Directions:
Each entry below is to be extracted exactly.

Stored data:

□ □ □ □ □

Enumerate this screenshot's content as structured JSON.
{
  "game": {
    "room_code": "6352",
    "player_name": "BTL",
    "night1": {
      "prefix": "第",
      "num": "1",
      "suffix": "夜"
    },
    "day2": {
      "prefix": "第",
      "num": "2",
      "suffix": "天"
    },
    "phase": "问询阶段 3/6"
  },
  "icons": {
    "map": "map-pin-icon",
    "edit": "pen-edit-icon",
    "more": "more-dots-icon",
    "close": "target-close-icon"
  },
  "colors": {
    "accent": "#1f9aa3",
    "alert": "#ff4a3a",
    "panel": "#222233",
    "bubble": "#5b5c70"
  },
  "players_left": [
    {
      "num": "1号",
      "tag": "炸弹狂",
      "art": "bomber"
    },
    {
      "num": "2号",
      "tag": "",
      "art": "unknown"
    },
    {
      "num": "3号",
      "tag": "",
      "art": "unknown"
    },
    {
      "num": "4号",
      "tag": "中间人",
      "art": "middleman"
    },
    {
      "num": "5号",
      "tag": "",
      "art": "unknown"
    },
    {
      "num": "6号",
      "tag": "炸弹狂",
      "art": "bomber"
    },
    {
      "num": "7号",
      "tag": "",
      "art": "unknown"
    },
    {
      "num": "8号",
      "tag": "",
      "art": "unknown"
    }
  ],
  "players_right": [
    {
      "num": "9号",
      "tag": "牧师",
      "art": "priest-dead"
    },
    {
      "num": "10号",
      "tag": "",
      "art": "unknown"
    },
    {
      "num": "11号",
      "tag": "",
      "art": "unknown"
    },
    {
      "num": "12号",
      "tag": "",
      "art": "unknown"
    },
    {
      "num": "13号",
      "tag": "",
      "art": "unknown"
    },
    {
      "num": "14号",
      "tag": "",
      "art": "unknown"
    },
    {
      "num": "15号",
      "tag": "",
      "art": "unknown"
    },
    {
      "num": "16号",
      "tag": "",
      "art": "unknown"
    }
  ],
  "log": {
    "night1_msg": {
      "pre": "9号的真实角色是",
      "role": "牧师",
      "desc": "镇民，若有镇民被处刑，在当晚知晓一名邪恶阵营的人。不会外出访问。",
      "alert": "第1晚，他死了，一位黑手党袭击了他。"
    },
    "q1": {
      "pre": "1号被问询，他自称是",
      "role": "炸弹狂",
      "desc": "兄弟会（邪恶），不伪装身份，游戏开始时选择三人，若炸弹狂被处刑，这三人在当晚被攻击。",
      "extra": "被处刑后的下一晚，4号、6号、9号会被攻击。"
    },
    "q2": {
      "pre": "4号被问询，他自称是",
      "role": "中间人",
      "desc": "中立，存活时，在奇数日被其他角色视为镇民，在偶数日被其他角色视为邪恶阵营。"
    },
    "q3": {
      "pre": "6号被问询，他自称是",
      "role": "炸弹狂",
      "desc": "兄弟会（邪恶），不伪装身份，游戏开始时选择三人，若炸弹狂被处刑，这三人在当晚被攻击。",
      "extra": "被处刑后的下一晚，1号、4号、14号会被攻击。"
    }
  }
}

□ □ □ □ □

Completed exercise:
Enumerate this screenshot's content as structured JSON.
{
  "game": {
    "room_code": "6352",
    "player_name": "BTL",
    "night1": {
      "prefix": "第",
      "num": "1",
      "suffix": "夜"
    },
    "day2": {
      "prefix": "第",
      "num": "2",
      "suffix": "天"
    },
    "phase": "问询阶段 3/6"
  },
  "icons": {
    "map": "map-pin-icon",
    "edit": "pen-edit-icon",
    "more": "more-dots-icon",
    "close": "target-close-icon"
  },
  "colors": {
    "accent": "#1f9aa3",
    "alert": "#ff4a3a",
    "panel": "#222233",
    "bubble": "#5b5c70"
  },
  "players_left": [
    {
      "num": "1号",
      "tag": "炸弹狂",
      "art": "bomber"
    },
    {
      "num": "2号",
      "tag": "",
      "art": "unknown"
    },
    {
      "num": "3号",
      "tag": "",
      "art": "unknown"
    },
    {
      "num": "4号",
      "tag": "中间人",
      "art": "middleman"
    },
    {
      "num": "5号",
      "tag": "",
      "art": "unknown"
    },
    {
      "num": "6号",
      "tag": "炸弹狂",
      "art": "bomber"
    },
    {
      "num": "7号",
      "tag": "",
      "art": "unknown"
    },
    {
      "num": "8号",
      "tag": "",
      "art": "unknown"
    }
  ],
  "players_right": [
    {
      "num": "9号",
      "tag": "牧师",
      "art": "priest-dead"
    },
    {
      "num": "10号",
      "tag": "",
      "art": "unknown"
    },
    {
      "num": "11号",
      "tag": "",
      "art": "unknown"
    },
    {
      "num": "12号",
      "tag": "",
      "art": "unknown"
    },
    {
      "num": "13号",
      "tag": "",
      "art": "unknown"
    },
    {
      "num": "14号",
      "tag": "",
      "art": "unknown"
    },
    {
      "num": "15号",
      "tag": "",
      "art": "unknown"
    },
    {
      "num": "16号",
      "tag": "",
      "art": "unknown"
    }
  ],
  "log": {
    "night1_msg": {
      "pre": "9号的真实角色是",
      "role": "牧师",
      "desc": "镇民，若有镇民被处刑，在当晚知晓一名邪恶阵营的人。不会外出访问。",
      "alert": "第1晚，他死了，一位黑手党袭击了他。"
    },
    "q1": {
      "pre": "1号被问询，他自称是",
      "role": "炸弹狂",
      "desc": "兄弟会（邪恶），不伪装身份，游戏开始时选择三人，若炸弹狂被处刑，这三人在当晚被攻击。",
      "extra": "被处刑后的下一晚，4号、6号、9号会被攻击。"
    },
    "q2": {
      "pre": "4号被问询，他自称是",
      "role": "中间人",
      "desc": "中立，存活时，在奇数日被其他角色视为镇民，在偶数日被其他角色视为邪恶阵营。"
    },
    "q3": {
      "pre": "6号被问询，他自称是",
      "role": "炸弹狂",
      "desc": "兄弟会（邪恶），不伪装身份，游戏开始时选择三人，若炸弹狂被处刑，这三人在当晚被攻击。",
      "extra": "被处刑后的下一晚，1号、4号、14号会被攻击。"
    }
  }
}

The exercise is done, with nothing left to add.